* Start *

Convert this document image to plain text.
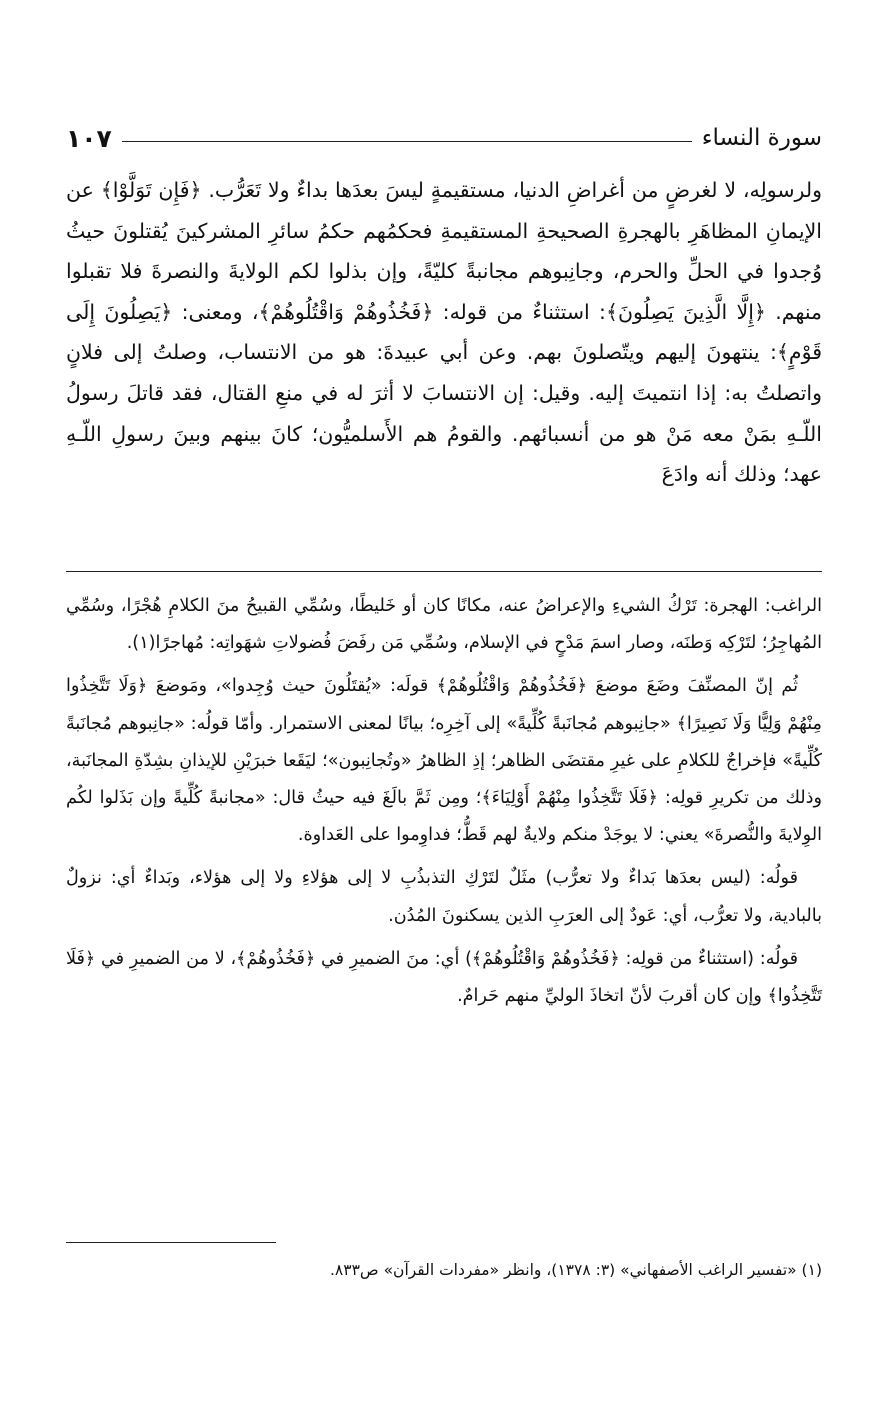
سورة النساء
١٠٧

ولرسولِه، لا لغرضٍ من أغراضِ الدنيا، مستقيمةٍ ليسَ بعدَها بداءٌ ولا تَعَرُّب. ﴿فَإِن تَوَلَّوْا﴾ عن الإيمانِ المظاهَرِ بالهجرةِ الصحيحةِ المستقيمةِ فحكمُهم حكمُ سائرِ المشركينَ يُقتلونَ حيثُ وُجدوا في الحلِّ والحرم، وجانِبوهم مجانبةً كليّةً، وإن بذلوا لكم الولايةَ والنصرةَ فلا تقبلوا منهم. ﴿إِلَّا الَّذِينَ يَصِلُونَ﴾: استثناءٌ من قوله: ﴿فَخُذُوهُمْ وَاقْتُلُوهُمْ﴾، ومعنى: ﴿يَصِلُونَ إِلَى قَوْمٍ﴾: ينتهونَ إليهم ويتّصلونَ بهم. وعن أبي عبيدةَ: هو من الانتساب، وصلتُ إلى فلانٍ واتصلتُ به: إذا انتميتَ إليه. وقيل: إن الانتسابَ لا أثرَ له في منعِ القتال، فقد قاتلَ رسولُ اللّـهِ بمَنْ معه مَنْ هو من أنسبائهم. والقومُ هم الأَسلميُّون؛ كانَ بينهم وبينَ رسولِ اللّـهِ عهد؛ وذلك أنه وادَعَ

الراغب: الهجرة: تَرْكُ الشيءِ والإعراضُ عنه، مكانًا كان أو خَليطًا، وسُمِّي القبيحُ منَ الكلامِ هُجْرًا، وسُمِّي المُهاجِرُ؛ لتَرْكِه وَطنَه، وصار اسمَ مَدْحٍ في الإسلام، وسُمِّي مَن رفَضَ فُضولاتِ شهَواتِه: مُهاجرًا(١).

ثُم إنّ المصنِّفَ وضَعَ موضعَ ﴿فَخُذُوهُمْ وَاقْتُلُوهُمْ﴾ قولَه: «يُقتَلُونَ حيث وُجِدوا»، ومَوضعَ ﴿وَلَا تَتَّخِذُوا مِنْهُمْ وَلِيًّا وَلَا نَصِيرًا﴾ «جانِبوهم مُجانَبةً كُلِّيةً» إلى آخِرِه؛ بيانًا لمعنى الاستمرار. وأمّا قولُه: «جانِبوهم مُجانَبةً كُلِّيةً» فإخراجٌ للكلامِ على غيرِ مقتضَى الظاهر؛ إذِ الظاهرُ «وتُجانِبون»؛ ليَقَعا خبرَيْنِ للإيذانِ بشِدّةِ المجانَبة، وذلك من تكريرِ قولِه: ﴿فَلَا تَتَّخِذُوا مِنْهُمْ أَوْلِيَاءَ﴾؛ ومِن ثَمَّ بالَغَ فيه حيثُ قال: «مجانبةً كُلِّيةً وإن بَذَلوا لكُم الوِلايةَ والنُّصرةَ» يعني: لا يوجَدْ منكم ولايةٌ لهم قَطُّ؛ فداوِموا على العَداوة.

قولُه: (ليس بعدَها بَداءٌ ولا تعرُّب) مثَلٌ لتَرْكِ التذبذُبِ لا إلى هؤلاءِ ولا إلى هؤلاء، وبَداءٌ أي: نزولٌ بالبادية، ولا تعرُّب، أي: عَودٌ إلى العرَبِ الذين يسكنونَ المُدُن.

قولُه: (استثناءٌ من قولِه: ﴿فَخُذُوهُمْ وَاقْتُلُوهُمْ﴾) أي: منَ الضميرِ في ﴿فَخُذُوهُمْ﴾، لا من الضميرِ في ﴿فَلَا تَتَّخِذُوا﴾ وإن كان أقربَ لأنّ اتخاذَ الوليِّ منهم حَرامٌ.

(١) «تفسير الراغب الأصفهاني» (٣: ١٣٧٨)، وانظر «مفردات القرآن» ص٨٣٣.
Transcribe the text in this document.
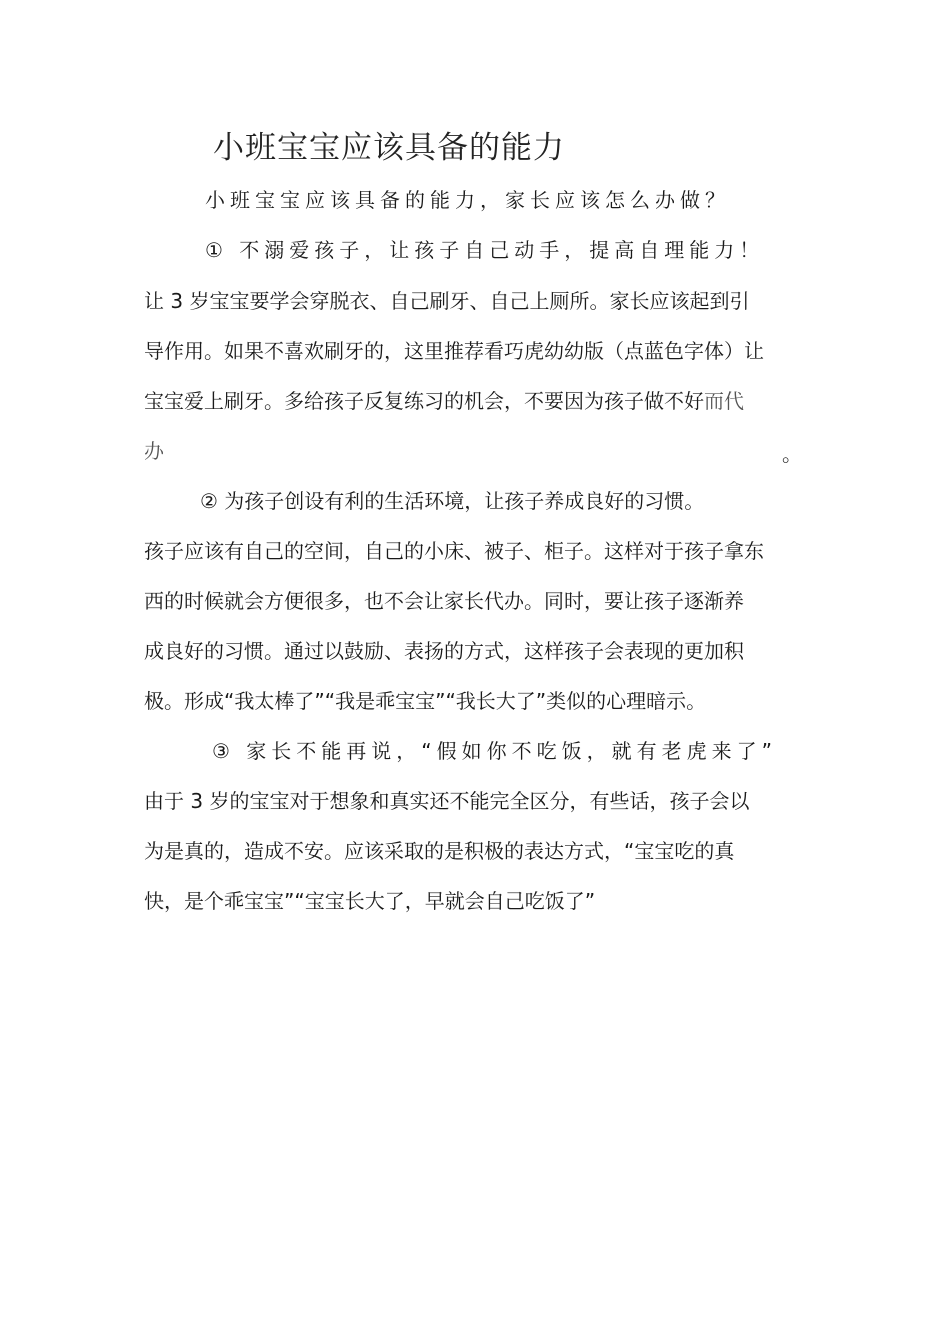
小班宝宝应该具备的能力
小班宝宝应该具备的能力，家长应该怎么办做？
① 不溺爱孩子，让孩子自己动手，提高自理能力！
让 3 岁宝宝要学会穿脱衣、自己刷牙、自己上厕所。家长应该起到引
导作用。如果不喜欢刷牙的，这里推荐看巧虎幼幼版（点蓝色字体）让
宝宝爱上刷牙。多给孩子反复练习的机会，不要因为孩子做不好而代
办	。
② 为孩子创设有利的生活环境，让孩子养成良好的习惯。
孩子应该有自己的空间，自己的小床、被子、柜子。这样对于孩子拿东
西的时候就会方便很多，也不会让家长代办。同时，要让孩子逐渐养
成良好的习惯。通过以鼓励、表扬的方式，这样孩子会表现的更加积
极。形成“我太棒了”“我是乖宝宝”“我长大了”类似的心理暗示。
③ 家长不能再说，“假如你不吃饭，就有老虎来了”
由于 3 岁的宝宝对于想象和真实还不能完全区分，有些话，孩子会以
为是真的，造成不安。应该采取的是积极的表达方式，“宝宝吃的真
快，是个乖宝宝”“宝宝长大了，早就会自己吃饭了”
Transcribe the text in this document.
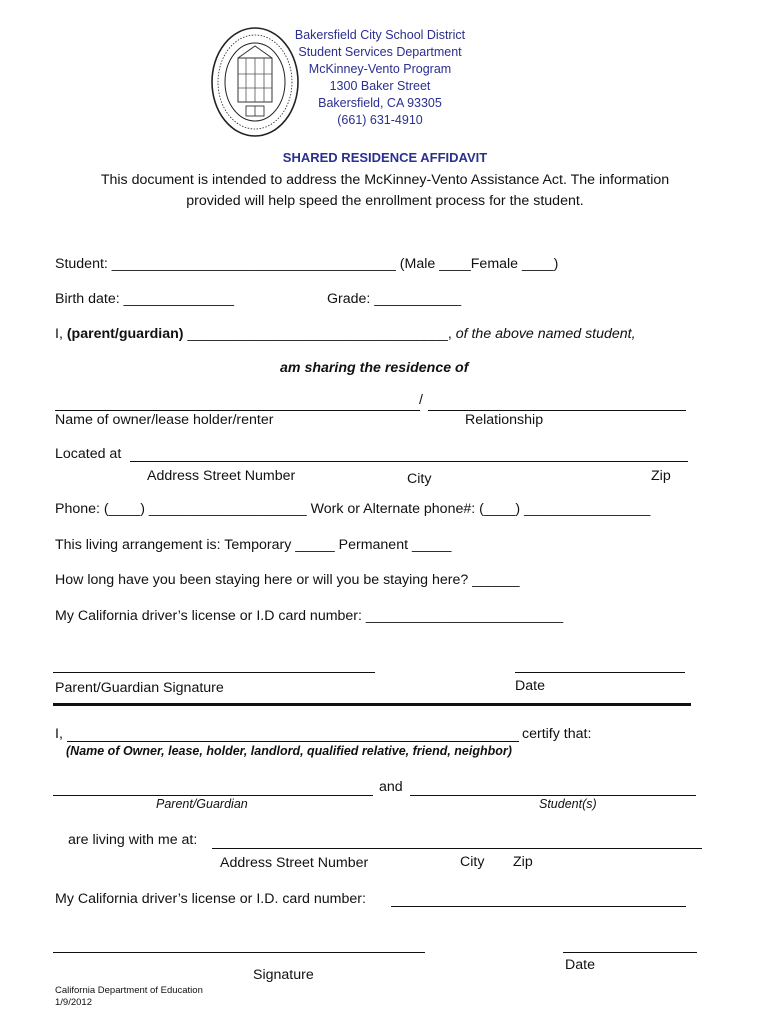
Bakersfield City School District
Student Services Department
McKinney-Vento Program
1300 Baker Street
Bakersfield, CA 93305
(661) 631-4910
SHARED RESIDENCE AFFIDAVIT
This document is intended to address the McKinney-Vento Assistance Act. The information
provided will help speed the enrollment process for the student.
Student: ____________________________________ (Male ____Female ____)
Birth date: ______________	Grade: ___________
I, (parent/guardian) _________________________________, of the above named student,
am sharing the residence of
/
Name of owner/lease holder/renter	Relationship
Located at
Address Street Number	City	Zip
Phone: (____) ____________________ Work or Alternate phone#: (____) ________________
This living arrangement is: Temporary _____ Permanent _____
How long have you been staying here or will you be staying here? ______
My California driver’s license or I.D card number: _________________________
Parent/Guardian Signature	Date
I,	certify that:
(Name of Owner, lease, holder, landlord, qualified relative, friend, neighbor)
and
Parent/Guardian	Student(s)
are living with me at:
Address Street Number	City Zip
My California driver’s license or I.D. card number:
Signature
Date
California Department of Education
1/9/2012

* End *

=== What to produce ===
Quote the data above in full and without alteration; skip the pictures.

=== Written response ===
Convert this document image to plain text.
سورة النساء
١٠٧

ولرسولِه، لا لغرضٍ من أغراضِ الدنيا، مستقيمةٍ ليسَ بعدَها بداءٌ ولا تَعَرُّب. ﴿فَإِن تَوَلَّوْا﴾ عن الإيمانِ المظاهَرِ بالهجرةِ الصحيحةِ المستقيمةِ فحكمُهم حكمُ سائرِ المشركينَ يُقتلونَ حيثُ وُجدوا في الحلِّ والحرم، وجانِبوهم مجانبةً كليّةً، وإن بذلوا لكم الولايةَ والنصرةَ فلا تقبلوا منهم. ﴿إِلَّا الَّذِينَ يَصِلُونَ﴾: استثناءٌ من قوله: ﴿فَخُذُوهُمْ وَاقْتُلُوهُمْ﴾، ومعنى: ﴿يَصِلُونَ إِلَى قَوْمٍ﴾: ينتهونَ إليهم ويتّصلونَ بهم. وعن أبي عبيدةَ: هو من الانتساب، وصلتُ إلى فلانٍ واتصلتُ به: إذا انتميتَ إليه. وقيل: إن الانتسابَ لا أثرَ له في منعِ القتال، فقد قاتلَ رسولُ اللّـهِ بمَنْ معه مَنْ هو من أنسبائهم. والقومُ هم الأَسلميُّون؛ كانَ بينهم وبينَ رسولِ اللّـهِ عهد؛ وذلك أنه وادَعَ

الراغب: الهجرة: تَرْكُ الشيءِ والإعراضُ عنه، مكانًا كان أو خَليطًا، وسُمِّي القبيحُ منَ الكلامِ هُجْرًا، وسُمِّي المُهاجِرُ؛ لتَرْكِه وَطنَه، وصار اسمَ مَدْحٍ في الإسلام، وسُمِّي مَن رفَضَ فُضولاتِ شهَواتِه: مُهاجرًا(١).

ثُم إنّ المصنِّفَ وضَعَ موضعَ ﴿فَخُذُوهُمْ وَاقْتُلُوهُمْ﴾ قولَه: «يُقتَلُونَ حيث وُجِدوا»، ومَوضعَ ﴿وَلَا تَتَّخِذُوا مِنْهُمْ وَلِيًّا وَلَا نَصِيرًا﴾ «جانِبوهم مُجانَبةً كُلِّيةً» إلى آخِرِه؛ بيانًا لمعنى الاستمرار. وأمّا قولُه: «جانِبوهم مُجانَبةً كُلِّيةً» فإخراجٌ للكلامِ على غيرِ مقتضَى الظاهر؛ إذِ الظاهرُ «وتُجانِبون»؛ ليَقَعا خبرَيْنِ للإيذانِ بشِدّةِ المجانَبة، وذلك من تكريرِ قولِه: ﴿فَلَا تَتَّخِذُوا مِنْهُمْ أَوْلِيَاءَ﴾؛ ومِن ثَمَّ بالَغَ فيه حيثُ قال: «مجانبةً كُلِّيةً وإن بَذَلوا لكُم الوِلايةَ والنُّصرةَ» يعني: لا يوجَدْ منكم ولايةٌ لهم قَطُّ؛ فداوِموا على العَداوة.

قولُه: (ليس بعدَها بَداءٌ ولا تعرُّب) مثَلٌ لتَرْكِ التذبذُبِ لا إلى هؤلاءِ ولا إلى هؤلاء، وبَداءٌ أي: نزولٌ بالبادية، ولا تعرُّب، أي: عَودٌ إلى العرَبِ الذين يسكنونَ المُدُن.

قولُه: (استثناءٌ من قولِه: ﴿فَخُذُوهُمْ وَاقْتُلُوهُمْ﴾) أي: منَ الضميرِ في ﴿فَخُذُوهُمْ﴾، لا من الضميرِ في ﴿فَلَا تَتَّخِذُوا﴾ وإن كان أقربَ لأنّ اتخاذَ الوليِّ منهم حَرامٌ.

(١) «تفسير الراغب الأصفهاني» (٣: ١٣٧٨)، وانظر «مفردات القرآن» ص٨٣٣.
Transcribe the text in this document.
小班宝宝应该具备的能力
小班宝宝应该具备的能力，家长应该怎么办做？
① 不溺爱孩子，让孩子自己动手，提高自理能力！
让 3 岁宝宝要学会穿脱衣、自己刷牙、自己上厕所。家长应该起到引
导作用。如果不喜欢刷牙的，这里推荐看巧虎幼幼版（点蓝色字体）让
宝宝爱上刷牙。多给孩子反复练习的机会，不要因为孩子做不好而代
办	。
② 为孩子创设有利的生活环境，让孩子养成良好的习惯。
孩子应该有自己的空间，自己的小床、被子、柜子。这样对于孩子拿东
西的时候就会方便很多，也不会让家长代办。同时，要让孩子逐渐养
成良好的习惯。通过以鼓励、表扬的方式，这样孩子会表现的更加积
极。形成“我太棒了”“我是乖宝宝”“我长大了”类似的心理暗示。
③ 家长不能再说，“假如你不吃饭，就有老虎来了”
由于 3 岁的宝宝对于想象和真实还不能完全区分，有些话，孩子会以
为是真的，造成不安。应该采取的是积极的表达方式，“宝宝吃的真
快，是个乖宝宝”“宝宝长大了，早就会自己吃饭了”
Transcribe the text in this document.
Bakersfield City School District
Student Services Department
McKinney-Vento Program
1300 Baker Street
Bakersfield, CA 93305
(661) 631-4910
SHARED RESIDENCE AFFIDAVIT
This document is intended to address the McKinney-Vento Assistance Act. The information
provided will help speed the enrollment process for the student.
Student: ____________________________________ (Male ____Female ____)
Birth date: ______________	Grade: ___________
I, (parent/guardian) _________________________________, of the above named student,
am sharing the residence of
/
Name of owner/lease holder/renter	Relationship
Located at
Address Street Number	City	Zip
Phone: (____) ____________________ Work or Alternate phone#: (____) ________________
This living arrangement is: Temporary _____ Permanent _____
How long have you been staying here or will you be staying here? ______
My California driver’s license or I.D card number: _________________________
Parent/Guardian Signature	Date
I,	certify that:
(Name of Owner, lease, holder, landlord, qualified relative, friend, neighbor)
and
Parent/Guardian	Student(s)
are living with me at:
Address Street Number	City Zip
My California driver’s license or I.D. card number:
Signature
Date
California Department of Education
1/9/2012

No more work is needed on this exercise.